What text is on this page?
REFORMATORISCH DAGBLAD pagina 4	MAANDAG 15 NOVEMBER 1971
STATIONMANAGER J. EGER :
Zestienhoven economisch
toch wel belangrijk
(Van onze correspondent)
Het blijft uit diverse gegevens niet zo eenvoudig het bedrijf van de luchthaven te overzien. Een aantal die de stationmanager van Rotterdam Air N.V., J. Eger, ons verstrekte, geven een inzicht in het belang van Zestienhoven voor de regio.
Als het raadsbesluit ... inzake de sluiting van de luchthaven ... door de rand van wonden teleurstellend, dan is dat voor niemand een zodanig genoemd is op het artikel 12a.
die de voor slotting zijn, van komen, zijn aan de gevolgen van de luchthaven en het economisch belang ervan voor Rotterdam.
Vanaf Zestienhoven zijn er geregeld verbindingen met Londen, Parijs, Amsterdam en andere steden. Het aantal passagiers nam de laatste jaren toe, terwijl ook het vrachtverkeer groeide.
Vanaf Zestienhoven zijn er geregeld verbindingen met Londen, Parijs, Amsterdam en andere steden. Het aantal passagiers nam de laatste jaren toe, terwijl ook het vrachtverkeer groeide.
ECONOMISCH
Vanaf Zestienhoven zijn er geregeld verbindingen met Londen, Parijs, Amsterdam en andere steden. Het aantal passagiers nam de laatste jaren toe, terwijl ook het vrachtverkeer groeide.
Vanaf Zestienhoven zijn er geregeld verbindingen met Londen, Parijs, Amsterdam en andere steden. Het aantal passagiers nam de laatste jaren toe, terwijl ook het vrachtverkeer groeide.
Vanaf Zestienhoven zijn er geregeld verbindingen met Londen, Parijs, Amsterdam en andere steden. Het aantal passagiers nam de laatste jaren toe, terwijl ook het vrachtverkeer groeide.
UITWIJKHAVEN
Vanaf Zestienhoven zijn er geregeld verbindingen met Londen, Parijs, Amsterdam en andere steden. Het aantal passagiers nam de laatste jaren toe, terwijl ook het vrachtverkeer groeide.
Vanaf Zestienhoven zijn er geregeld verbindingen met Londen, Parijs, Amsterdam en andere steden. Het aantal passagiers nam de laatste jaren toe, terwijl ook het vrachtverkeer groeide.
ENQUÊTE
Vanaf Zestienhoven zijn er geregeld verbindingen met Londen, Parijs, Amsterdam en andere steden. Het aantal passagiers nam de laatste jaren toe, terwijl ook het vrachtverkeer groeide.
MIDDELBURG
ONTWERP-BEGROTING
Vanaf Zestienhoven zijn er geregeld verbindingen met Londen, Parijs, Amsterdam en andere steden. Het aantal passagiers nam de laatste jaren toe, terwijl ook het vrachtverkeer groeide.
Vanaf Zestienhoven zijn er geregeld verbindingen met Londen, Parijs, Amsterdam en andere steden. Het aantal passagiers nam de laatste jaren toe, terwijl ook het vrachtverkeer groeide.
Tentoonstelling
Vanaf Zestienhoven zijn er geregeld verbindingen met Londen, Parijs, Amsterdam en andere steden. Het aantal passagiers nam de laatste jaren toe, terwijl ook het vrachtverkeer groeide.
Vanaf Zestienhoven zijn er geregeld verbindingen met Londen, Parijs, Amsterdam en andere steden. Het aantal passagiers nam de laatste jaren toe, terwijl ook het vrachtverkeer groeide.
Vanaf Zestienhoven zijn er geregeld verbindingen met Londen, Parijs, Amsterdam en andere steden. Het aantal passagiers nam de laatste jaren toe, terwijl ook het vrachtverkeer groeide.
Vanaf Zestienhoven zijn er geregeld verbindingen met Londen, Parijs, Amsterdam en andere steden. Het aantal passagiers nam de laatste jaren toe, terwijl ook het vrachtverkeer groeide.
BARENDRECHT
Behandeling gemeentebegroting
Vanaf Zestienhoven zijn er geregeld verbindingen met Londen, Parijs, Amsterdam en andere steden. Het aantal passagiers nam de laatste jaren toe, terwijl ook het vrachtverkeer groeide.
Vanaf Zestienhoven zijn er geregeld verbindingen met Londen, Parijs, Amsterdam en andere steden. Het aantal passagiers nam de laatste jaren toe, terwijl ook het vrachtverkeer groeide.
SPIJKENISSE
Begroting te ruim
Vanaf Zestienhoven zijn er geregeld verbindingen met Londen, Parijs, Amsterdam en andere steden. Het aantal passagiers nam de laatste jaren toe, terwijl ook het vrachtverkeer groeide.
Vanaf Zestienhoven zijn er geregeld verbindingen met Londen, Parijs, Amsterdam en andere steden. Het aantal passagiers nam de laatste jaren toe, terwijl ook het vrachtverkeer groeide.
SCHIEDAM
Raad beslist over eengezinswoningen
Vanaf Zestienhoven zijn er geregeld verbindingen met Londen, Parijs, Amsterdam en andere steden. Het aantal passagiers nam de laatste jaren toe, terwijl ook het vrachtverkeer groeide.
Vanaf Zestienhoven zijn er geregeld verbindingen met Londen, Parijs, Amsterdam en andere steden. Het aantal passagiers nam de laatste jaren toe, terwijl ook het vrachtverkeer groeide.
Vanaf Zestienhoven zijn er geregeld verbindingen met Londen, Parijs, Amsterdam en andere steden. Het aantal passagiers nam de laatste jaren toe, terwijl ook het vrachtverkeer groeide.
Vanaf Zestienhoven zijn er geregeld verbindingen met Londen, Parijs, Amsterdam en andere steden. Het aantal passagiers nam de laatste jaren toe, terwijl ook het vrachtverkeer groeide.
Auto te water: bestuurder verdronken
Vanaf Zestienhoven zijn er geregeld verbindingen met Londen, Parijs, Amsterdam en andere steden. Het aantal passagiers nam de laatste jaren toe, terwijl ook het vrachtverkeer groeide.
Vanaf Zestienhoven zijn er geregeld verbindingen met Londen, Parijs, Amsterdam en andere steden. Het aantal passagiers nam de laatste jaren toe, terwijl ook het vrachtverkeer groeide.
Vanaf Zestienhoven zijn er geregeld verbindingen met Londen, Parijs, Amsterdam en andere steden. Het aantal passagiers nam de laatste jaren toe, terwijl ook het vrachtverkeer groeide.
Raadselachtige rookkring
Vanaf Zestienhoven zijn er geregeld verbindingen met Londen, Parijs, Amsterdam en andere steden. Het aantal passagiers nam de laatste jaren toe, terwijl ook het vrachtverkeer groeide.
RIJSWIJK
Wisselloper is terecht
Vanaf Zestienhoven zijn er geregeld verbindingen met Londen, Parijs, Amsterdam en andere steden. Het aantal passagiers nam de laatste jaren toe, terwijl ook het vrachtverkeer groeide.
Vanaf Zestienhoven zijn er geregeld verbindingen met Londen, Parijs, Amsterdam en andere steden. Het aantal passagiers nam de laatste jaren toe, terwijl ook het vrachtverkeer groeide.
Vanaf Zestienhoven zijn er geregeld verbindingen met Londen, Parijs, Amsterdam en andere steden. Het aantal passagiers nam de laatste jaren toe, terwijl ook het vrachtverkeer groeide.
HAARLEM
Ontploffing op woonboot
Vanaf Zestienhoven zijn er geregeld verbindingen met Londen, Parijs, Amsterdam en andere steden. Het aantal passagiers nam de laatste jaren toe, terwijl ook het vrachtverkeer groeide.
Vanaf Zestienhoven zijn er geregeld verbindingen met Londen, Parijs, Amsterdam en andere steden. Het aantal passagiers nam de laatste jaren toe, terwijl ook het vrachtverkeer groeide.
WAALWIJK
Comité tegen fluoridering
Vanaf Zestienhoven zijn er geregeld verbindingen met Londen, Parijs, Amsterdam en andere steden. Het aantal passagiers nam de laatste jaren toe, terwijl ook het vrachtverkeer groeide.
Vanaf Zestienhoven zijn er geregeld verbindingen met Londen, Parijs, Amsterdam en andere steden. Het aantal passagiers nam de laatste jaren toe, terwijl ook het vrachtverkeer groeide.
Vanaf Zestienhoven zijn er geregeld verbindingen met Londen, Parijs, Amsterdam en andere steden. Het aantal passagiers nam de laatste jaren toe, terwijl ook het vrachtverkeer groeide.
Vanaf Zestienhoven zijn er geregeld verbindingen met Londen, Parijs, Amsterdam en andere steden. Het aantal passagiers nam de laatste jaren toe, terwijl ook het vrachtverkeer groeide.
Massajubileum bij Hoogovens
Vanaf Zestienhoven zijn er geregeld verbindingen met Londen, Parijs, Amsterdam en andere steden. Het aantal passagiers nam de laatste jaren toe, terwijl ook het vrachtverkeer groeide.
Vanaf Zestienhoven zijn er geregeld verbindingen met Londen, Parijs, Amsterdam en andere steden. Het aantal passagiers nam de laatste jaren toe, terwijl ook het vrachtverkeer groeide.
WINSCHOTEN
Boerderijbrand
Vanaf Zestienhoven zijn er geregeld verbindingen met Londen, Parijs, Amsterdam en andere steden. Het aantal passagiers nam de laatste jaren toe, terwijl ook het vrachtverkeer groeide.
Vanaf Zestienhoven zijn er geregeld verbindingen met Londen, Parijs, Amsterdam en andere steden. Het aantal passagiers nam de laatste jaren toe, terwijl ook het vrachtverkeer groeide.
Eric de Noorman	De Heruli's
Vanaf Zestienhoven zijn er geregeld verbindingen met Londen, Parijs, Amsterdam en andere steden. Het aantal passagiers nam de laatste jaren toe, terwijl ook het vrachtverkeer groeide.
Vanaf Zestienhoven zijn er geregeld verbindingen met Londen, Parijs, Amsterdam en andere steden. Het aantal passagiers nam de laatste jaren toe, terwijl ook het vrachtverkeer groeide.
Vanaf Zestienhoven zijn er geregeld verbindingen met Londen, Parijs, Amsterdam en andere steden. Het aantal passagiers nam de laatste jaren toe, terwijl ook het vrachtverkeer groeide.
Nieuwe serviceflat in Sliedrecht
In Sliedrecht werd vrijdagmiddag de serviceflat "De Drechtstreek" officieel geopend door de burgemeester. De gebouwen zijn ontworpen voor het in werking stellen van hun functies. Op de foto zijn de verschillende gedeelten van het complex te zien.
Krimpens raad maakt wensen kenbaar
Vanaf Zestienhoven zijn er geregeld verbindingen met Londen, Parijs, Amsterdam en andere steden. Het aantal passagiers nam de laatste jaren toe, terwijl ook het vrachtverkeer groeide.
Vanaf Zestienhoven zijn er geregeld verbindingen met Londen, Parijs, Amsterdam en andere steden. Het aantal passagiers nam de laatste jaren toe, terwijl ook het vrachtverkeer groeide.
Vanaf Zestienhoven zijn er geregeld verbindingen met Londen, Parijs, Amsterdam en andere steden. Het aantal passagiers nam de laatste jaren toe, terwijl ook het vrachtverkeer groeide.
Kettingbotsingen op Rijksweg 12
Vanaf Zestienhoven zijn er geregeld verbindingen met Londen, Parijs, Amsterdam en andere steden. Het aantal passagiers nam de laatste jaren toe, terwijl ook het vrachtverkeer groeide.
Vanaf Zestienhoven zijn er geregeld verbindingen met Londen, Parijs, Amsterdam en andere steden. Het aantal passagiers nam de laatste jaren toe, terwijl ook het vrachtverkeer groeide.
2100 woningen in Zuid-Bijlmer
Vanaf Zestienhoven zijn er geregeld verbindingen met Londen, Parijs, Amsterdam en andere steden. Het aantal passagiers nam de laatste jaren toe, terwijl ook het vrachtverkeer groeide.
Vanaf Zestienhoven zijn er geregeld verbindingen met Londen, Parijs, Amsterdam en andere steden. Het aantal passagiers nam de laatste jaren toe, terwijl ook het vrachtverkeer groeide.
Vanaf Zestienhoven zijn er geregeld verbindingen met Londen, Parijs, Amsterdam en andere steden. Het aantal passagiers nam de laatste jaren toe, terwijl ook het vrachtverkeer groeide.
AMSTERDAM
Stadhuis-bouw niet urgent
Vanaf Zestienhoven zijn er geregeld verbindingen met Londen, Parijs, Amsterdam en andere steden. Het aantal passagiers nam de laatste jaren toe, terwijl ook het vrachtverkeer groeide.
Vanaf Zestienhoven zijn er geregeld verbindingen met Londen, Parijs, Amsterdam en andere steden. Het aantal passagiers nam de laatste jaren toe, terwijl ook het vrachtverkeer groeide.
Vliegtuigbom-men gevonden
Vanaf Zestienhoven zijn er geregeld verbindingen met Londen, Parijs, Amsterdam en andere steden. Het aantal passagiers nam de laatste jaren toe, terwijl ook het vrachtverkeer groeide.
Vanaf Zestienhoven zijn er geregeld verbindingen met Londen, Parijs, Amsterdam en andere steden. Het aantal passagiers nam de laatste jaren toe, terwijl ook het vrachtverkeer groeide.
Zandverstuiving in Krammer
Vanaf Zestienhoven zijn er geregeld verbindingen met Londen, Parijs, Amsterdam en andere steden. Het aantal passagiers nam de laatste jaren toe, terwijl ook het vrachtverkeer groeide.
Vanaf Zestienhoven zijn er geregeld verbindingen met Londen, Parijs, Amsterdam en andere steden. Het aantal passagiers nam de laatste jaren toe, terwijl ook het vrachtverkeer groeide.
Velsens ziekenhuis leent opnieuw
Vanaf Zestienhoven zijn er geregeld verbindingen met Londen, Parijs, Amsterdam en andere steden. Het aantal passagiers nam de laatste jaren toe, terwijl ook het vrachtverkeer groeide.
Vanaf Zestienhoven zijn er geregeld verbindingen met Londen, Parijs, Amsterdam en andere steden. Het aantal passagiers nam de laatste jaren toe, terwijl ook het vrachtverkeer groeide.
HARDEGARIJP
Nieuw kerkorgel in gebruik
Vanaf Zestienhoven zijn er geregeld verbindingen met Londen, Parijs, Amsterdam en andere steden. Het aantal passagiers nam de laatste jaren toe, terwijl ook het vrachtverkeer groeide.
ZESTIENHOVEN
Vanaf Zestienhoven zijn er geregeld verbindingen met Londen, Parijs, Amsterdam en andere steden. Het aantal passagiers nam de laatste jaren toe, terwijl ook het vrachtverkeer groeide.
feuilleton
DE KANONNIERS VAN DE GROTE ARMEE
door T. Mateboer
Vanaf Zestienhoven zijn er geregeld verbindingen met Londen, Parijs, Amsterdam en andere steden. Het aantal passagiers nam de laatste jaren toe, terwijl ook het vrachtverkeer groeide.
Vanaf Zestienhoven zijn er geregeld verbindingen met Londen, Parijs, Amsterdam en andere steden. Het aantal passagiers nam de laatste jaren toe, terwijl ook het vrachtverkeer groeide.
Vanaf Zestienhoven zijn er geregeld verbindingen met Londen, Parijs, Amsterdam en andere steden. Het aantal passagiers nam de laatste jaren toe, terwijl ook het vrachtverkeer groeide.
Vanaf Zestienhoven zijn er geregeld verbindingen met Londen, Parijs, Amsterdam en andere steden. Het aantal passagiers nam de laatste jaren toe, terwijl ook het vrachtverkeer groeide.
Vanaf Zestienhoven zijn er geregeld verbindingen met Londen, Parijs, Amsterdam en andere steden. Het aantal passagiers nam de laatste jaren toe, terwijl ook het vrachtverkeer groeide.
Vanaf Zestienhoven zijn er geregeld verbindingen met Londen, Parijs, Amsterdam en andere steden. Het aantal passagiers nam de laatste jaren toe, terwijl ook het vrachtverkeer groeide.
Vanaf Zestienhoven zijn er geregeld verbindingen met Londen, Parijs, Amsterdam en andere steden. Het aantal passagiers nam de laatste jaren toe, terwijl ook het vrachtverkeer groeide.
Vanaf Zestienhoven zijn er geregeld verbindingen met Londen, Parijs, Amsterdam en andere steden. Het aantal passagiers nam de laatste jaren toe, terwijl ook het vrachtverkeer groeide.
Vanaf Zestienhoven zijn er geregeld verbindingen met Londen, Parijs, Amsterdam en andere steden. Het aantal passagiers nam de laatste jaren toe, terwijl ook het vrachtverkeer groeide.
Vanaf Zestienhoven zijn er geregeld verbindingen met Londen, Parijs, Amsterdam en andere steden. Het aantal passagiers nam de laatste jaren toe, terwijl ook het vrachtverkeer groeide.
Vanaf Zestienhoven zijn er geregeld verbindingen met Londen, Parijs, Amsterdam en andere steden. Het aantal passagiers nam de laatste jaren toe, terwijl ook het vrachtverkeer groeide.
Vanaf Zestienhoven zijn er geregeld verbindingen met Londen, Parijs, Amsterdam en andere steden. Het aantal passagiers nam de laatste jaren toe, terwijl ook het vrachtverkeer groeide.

- - - - - - -

Filter the records above and return every line that holds the word "serviceflat".

Nieuwe serviceflat in Sliedrecht
In Sliedrecht werd vrijdagmiddag de serviceflat "De Drechtstreek" officieel geopend door de burgemeester. De gebouwen zijn ontworpen voor het in werking stellen van hun functies. Op de foto zijn de verschillende gedeelten van het complex te zien.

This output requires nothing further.